*RECORD LIST*:
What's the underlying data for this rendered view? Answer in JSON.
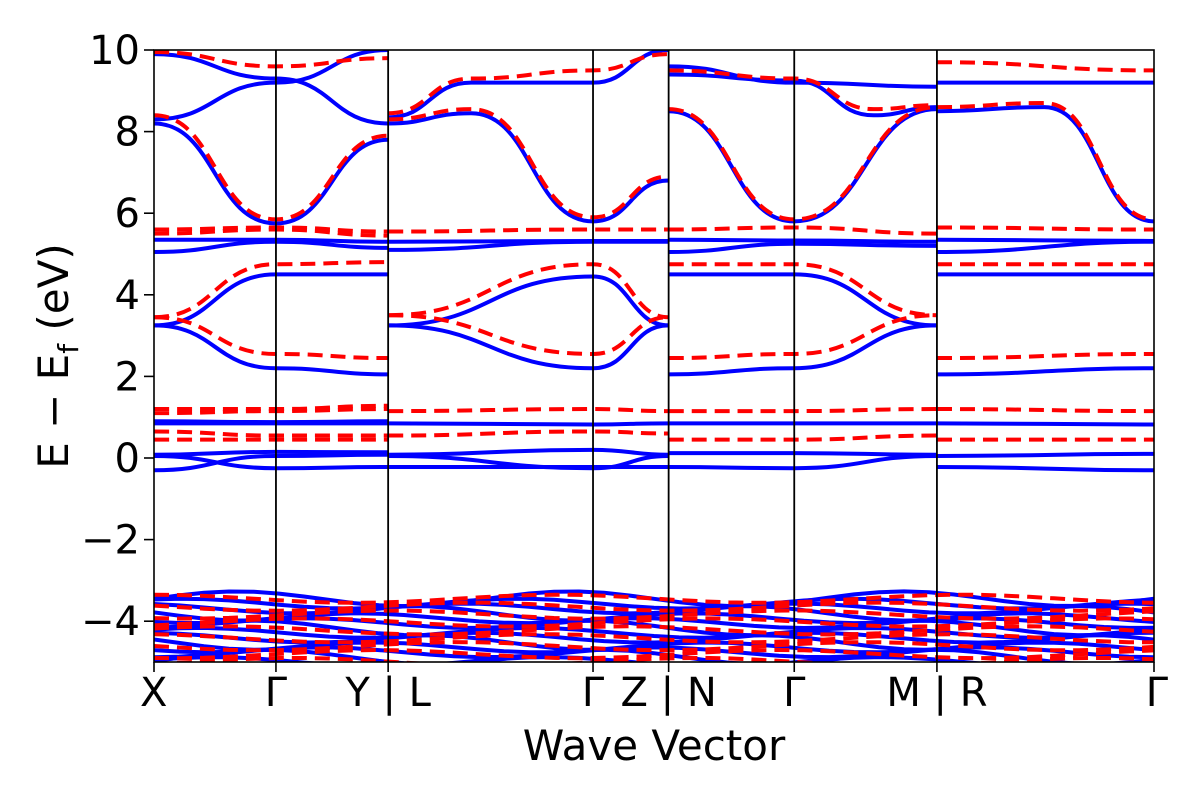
{
  "chart_data": {
    "type": "line",
    "title": "",
    "xlabel": "Wave Vector",
    "ylabel_parts": {
      "main": "E − E",
      "sub": "f",
      "unit": " (eV)"
    },
    "ylim": [
      -5,
      10
    ],
    "yticks": [
      {
        "value": 10,
        "label": "10"
      },
      {
        "value": 8,
        "label": "8"
      },
      {
        "value": 6,
        "label": "6"
      },
      {
        "value": 4,
        "label": "4"
      },
      {
        "value": 2,
        "label": "2"
      },
      {
        "value": 0,
        "label": "0"
      },
      {
        "value": -2,
        "label": "−2"
      },
      {
        "value": -4,
        "label": "−4"
      }
    ],
    "xlim": [
      0,
      8.2
    ],
    "xticks": [
      {
        "x": 0.0,
        "label": "X",
        "anchor": "start"
      },
      {
        "x": 1.0,
        "label": "Γ",
        "anchor": "middle"
      },
      {
        "x": 1.92,
        "label": "Y | L",
        "anchor": "middle"
      },
      {
        "x": 3.6,
        "label": "Γ",
        "anchor": "middle"
      },
      {
        "x": 4.22,
        "label": "Z | N",
        "anchor": "middle"
      },
      {
        "x": 5.25,
        "label": "Γ",
        "anchor": "middle"
      },
      {
        "x": 6.42,
        "label": "M | R",
        "anchor": "middle"
      },
      {
        "x": 8.2,
        "label": "Γ",
        "anchor": "end"
      }
    ],
    "vlines": [
      1.0,
      1.92,
      3.6,
      4.22,
      5.25,
      6.42
    ],
    "series_styles": {
      "model": {
        "color": "#0000ff",
        "dash": "none",
        "width": 4
      },
      "reference": {
        "color": "#ff0000",
        "dash": "15,8",
        "width": 4
      }
    },
    "series": [
      {
        "style": "model",
        "x": [
          0,
          1.0,
          1.92
        ],
        "y": [
          -0.3,
          0.05,
          0.08
        ]
      },
      {
        "style": "model",
        "x": [
          0,
          1.0,
          1.92
        ],
        "y": [
          0.05,
          -0.25,
          -0.22
        ]
      },
      {
        "style": "model",
        "x": [
          0,
          1.0,
          1.92
        ],
        "y": [
          0.08,
          0.15,
          0.14
        ]
      },
      {
        "style": "model",
        "x": [
          0,
          1.0,
          1.92
        ],
        "y": [
          0.85,
          0.85,
          0.85
        ]
      },
      {
        "style": "model",
        "x": [
          0,
          1.0,
          1.92
        ],
        "y": [
          0.9,
          0.88,
          0.9
        ]
      },
      {
        "style": "model",
        "x": [
          0,
          1.0,
          1.92
        ],
        "y": [
          3.25,
          2.2,
          2.05
        ]
      },
      {
        "style": "model",
        "x": [
          0,
          1.0,
          1.92
        ],
        "y": [
          3.25,
          4.5,
          4.5
        ]
      },
      {
        "style": "model",
        "x": [
          0,
          1.0,
          1.92
        ],
        "y": [
          5.05,
          5.3,
          5.15
        ]
      },
      {
        "style": "model",
        "x": [
          0,
          1.0,
          1.92
        ],
        "y": [
          5.35,
          5.35,
          5.3
        ]
      },
      {
        "style": "model",
        "x": [
          0,
          1.0,
          1.92
        ],
        "y": [
          8.2,
          5.75,
          7.8
        ]
      },
      {
        "style": "model",
        "x": [
          0,
          1.0,
          1.92
        ],
        "y": [
          8.3,
          9.2,
          10.0
        ]
      },
      {
        "style": "model",
        "x": [
          0,
          1.0,
          1.92
        ],
        "y": [
          9.9,
          9.3,
          8.2
        ]
      },
      {
        "style": "reference",
        "x": [
          0,
          1.0,
          1.92
        ],
        "y": [
          0.45,
          0.45,
          0.45
        ]
      },
      {
        "style": "reference",
        "x": [
          0,
          1.0,
          1.92
        ],
        "y": [
          0.65,
          0.55,
          0.55
        ]
      },
      {
        "style": "reference",
        "x": [
          0,
          1.0,
          1.92
        ],
        "y": [
          1.1,
          1.15,
          1.2
        ]
      },
      {
        "style": "reference",
        "x": [
          0,
          1.0,
          1.92
        ],
        "y": [
          1.2,
          1.2,
          1.28
        ]
      },
      {
        "style": "reference",
        "x": [
          0,
          1.0,
          1.92
        ],
        "y": [
          3.45,
          2.55,
          2.45
        ]
      },
      {
        "style": "reference",
        "x": [
          0,
          1.0,
          1.92
        ],
        "y": [
          3.45,
          4.75,
          4.8
        ]
      },
      {
        "style": "reference",
        "x": [
          0,
          1.0,
          1.92
        ],
        "y": [
          5.5,
          5.6,
          5.45
        ]
      },
      {
        "style": "reference",
        "x": [
          0,
          1.0,
          1.92
        ],
        "y": [
          5.6,
          5.65,
          5.55
        ]
      },
      {
        "style": "reference",
        "x": [
          0,
          1.0,
          1.92
        ],
        "y": [
          8.4,
          5.85,
          7.9
        ]
      },
      {
        "style": "reference",
        "x": [
          0,
          1.0,
          1.92
        ],
        "y": [
          9.95,
          9.6,
          9.8
        ]
      },
      {
        "style": "model",
        "x": [
          1.92,
          3.6,
          4.22
        ],
        "y": [
          0.05,
          -0.25,
          0.05
        ]
      },
      {
        "style": "model",
        "x": [
          1.92,
          3.6,
          4.22
        ],
        "y": [
          0.08,
          0.2,
          0.08
        ]
      },
      {
        "style": "model",
        "x": [
          1.92,
          3.6,
          4.22
        ],
        "y": [
          -0.22,
          -0.22,
          -0.22
        ]
      },
      {
        "style": "model",
        "x": [
          1.92,
          3.6,
          4.22
        ],
        "y": [
          0.85,
          0.82,
          0.85
        ]
      },
      {
        "style": "model",
        "x": [
          1.92,
          3.6,
          4.22
        ],
        "y": [
          3.25,
          2.2,
          3.25
        ]
      },
      {
        "style": "model",
        "x": [
          1.92,
          3.6,
          4.22
        ],
        "y": [
          3.25,
          4.45,
          3.25
        ]
      },
      {
        "style": "model",
        "x": [
          1.92,
          3.6,
          4.22
        ],
        "y": [
          5.1,
          5.3,
          5.3
        ]
      },
      {
        "style": "model",
        "x": [
          1.92,
          3.6,
          4.22
        ],
        "y": [
          5.3,
          5.32,
          5.32
        ]
      },
      {
        "style": "model",
        "x": [
          1.92,
          2.6,
          3.6,
          4.22
        ],
        "y": [
          8.2,
          8.45,
          5.8,
          6.8
        ]
      },
      {
        "style": "model",
        "x": [
          1.92,
          2.6,
          3.6,
          4.22
        ],
        "y": [
          8.35,
          9.2,
          9.2,
          10.0
        ]
      },
      {
        "style": "reference",
        "x": [
          1.92,
          3.6,
          4.22
        ],
        "y": [
          0.55,
          0.65,
          0.6
        ]
      },
      {
        "style": "reference",
        "x": [
          1.92,
          3.6,
          4.22
        ],
        "y": [
          1.15,
          1.2,
          1.15
        ]
      },
      {
        "style": "reference",
        "x": [
          1.92,
          3.6,
          4.22
        ],
        "y": [
          3.5,
          2.55,
          3.45
        ]
      },
      {
        "style": "reference",
        "x": [
          1.92,
          3.6,
          4.22
        ],
        "y": [
          3.5,
          4.75,
          3.45
        ]
      },
      {
        "style": "reference",
        "x": [
          1.92,
          3.6,
          4.22
        ],
        "y": [
          5.55,
          5.6,
          5.6
        ]
      },
      {
        "style": "reference",
        "x": [
          1.92,
          2.6,
          3.6,
          4.22
        ],
        "y": [
          8.3,
          8.55,
          5.9,
          6.9
        ]
      },
      {
        "style": "reference",
        "x": [
          1.92,
          2.6,
          3.6,
          4.22
        ],
        "y": [
          8.45,
          9.3,
          9.5,
          9.9
        ]
      },
      {
        "style": "model",
        "x": [
          4.22,
          5.25,
          6.42
        ],
        "y": [
          -0.22,
          -0.25,
          0.05
        ]
      },
      {
        "style": "model",
        "x": [
          4.22,
          5.25,
          6.42
        ],
        "y": [
          0.12,
          0.12,
          0.08
        ]
      },
      {
        "style": "model",
        "x": [
          4.22,
          5.25,
          6.42
        ],
        "y": [
          0.85,
          0.85,
          0.85
        ]
      },
      {
        "style": "model",
        "x": [
          4.22,
          5.25,
          6.42
        ],
        "y": [
          2.05,
          2.2,
          3.25
        ]
      },
      {
        "style": "model",
        "x": [
          4.22,
          5.25,
          6.42
        ],
        "y": [
          4.5,
          4.5,
          3.25
        ]
      },
      {
        "style": "model",
        "x": [
          4.22,
          5.25,
          6.42
        ],
        "y": [
          5.05,
          5.25,
          5.2
        ]
      },
      {
        "style": "model",
        "x": [
          4.22,
          5.25,
          6.42
        ],
        "y": [
          5.35,
          5.33,
          5.3
        ]
      },
      {
        "style": "model",
        "x": [
          4.22,
          5.25,
          6.42
        ],
        "y": [
          8.5,
          5.8,
          8.55
        ]
      },
      {
        "style": "model",
        "x": [
          4.22,
          5.25,
          5.9,
          6.42
        ],
        "y": [
          9.4,
          9.25,
          8.4,
          8.6
        ]
      },
      {
        "style": "model",
        "x": [
          4.22,
          5.25,
          6.42
        ],
        "y": [
          9.6,
          9.2,
          9.1
        ]
      },
      {
        "style": "reference",
        "x": [
          4.22,
          5.25,
          6.42
        ],
        "y": [
          0.45,
          0.45,
          0.55
        ]
      },
      {
        "style": "reference",
        "x": [
          4.22,
          5.25,
          6.42
        ],
        "y": [
          1.15,
          1.15,
          1.2
        ]
      },
      {
        "style": "reference",
        "x": [
          4.22,
          5.25,
          6.42
        ],
        "y": [
          2.45,
          2.55,
          3.5
        ]
      },
      {
        "style": "reference",
        "x": [
          4.22,
          5.25,
          6.42
        ],
        "y": [
          4.75,
          4.75,
          3.5
        ]
      },
      {
        "style": "reference",
        "x": [
          4.22,
          5.25,
          6.42
        ],
        "y": [
          5.6,
          5.65,
          5.5
        ]
      },
      {
        "style": "reference",
        "x": [
          4.22,
          5.25,
          6.42
        ],
        "y": [
          8.55,
          5.85,
          8.6
        ]
      },
      {
        "style": "reference",
        "x": [
          4.22,
          5.25,
          5.9,
          6.42
        ],
        "y": [
          9.5,
          9.3,
          8.55,
          8.65
        ]
      },
      {
        "style": "model",
        "x": [
          6.42,
          8.2
        ],
        "y": [
          -0.22,
          -0.3
        ]
      },
      {
        "style": "model",
        "x": [
          6.42,
          8.2
        ],
        "y": [
          0.05,
          0.1
        ]
      },
      {
        "style": "model",
        "x": [
          6.42,
          8.2
        ],
        "y": [
          0.85,
          0.82
        ]
      },
      {
        "style": "model",
        "x": [
          6.42,
          8.2
        ],
        "y": [
          2.05,
          2.2
        ]
      },
      {
        "style": "model",
        "x": [
          6.42,
          8.2
        ],
        "y": [
          4.5,
          4.5
        ]
      },
      {
        "style": "model",
        "x": [
          6.42,
          8.2
        ],
        "y": [
          5.05,
          5.3
        ]
      },
      {
        "style": "model",
        "x": [
          6.42,
          8.2
        ],
        "y": [
          5.35,
          5.32
        ]
      },
      {
        "style": "model",
        "x": [
          6.42,
          7.3,
          8.2
        ],
        "y": [
          8.5,
          8.6,
          5.8
        ]
      },
      {
        "style": "model",
        "x": [
          6.42,
          8.2
        ],
        "y": [
          9.2,
          9.2
        ]
      },
      {
        "style": "reference",
        "x": [
          6.42,
          8.2
        ],
        "y": [
          0.45,
          0.45
        ]
      },
      {
        "style": "reference",
        "x": [
          6.42,
          8.2
        ],
        "y": [
          1.2,
          1.15
        ]
      },
      {
        "style": "reference",
        "x": [
          6.42,
          8.2
        ],
        "y": [
          2.45,
          2.55
        ]
      },
      {
        "style": "reference",
        "x": [
          6.42,
          8.2
        ],
        "y": [
          4.75,
          4.75
        ]
      },
      {
        "style": "reference",
        "x": [
          6.42,
          8.2
        ],
        "y": [
          5.65,
          5.6
        ]
      },
      {
        "style": "reference",
        "x": [
          6.42,
          7.3,
          8.2
        ],
        "y": [
          8.6,
          8.7,
          5.85
        ]
      },
      {
        "style": "reference",
        "x": [
          6.42,
          8.2
        ],
        "y": [
          9.7,
          9.5
        ]
      }
    ],
    "low_band_region": {
      "y_range": [
        -5,
        -3.45
      ],
      "model_color": "#0000ff",
      "reference_color": "#ff0000"
    }
  }
}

*DIRECTIONS FOR THIS TASK*: Across the records, count the lines holding the string "value". Give the number and stop.

*REPLY TO THE TASK*: 8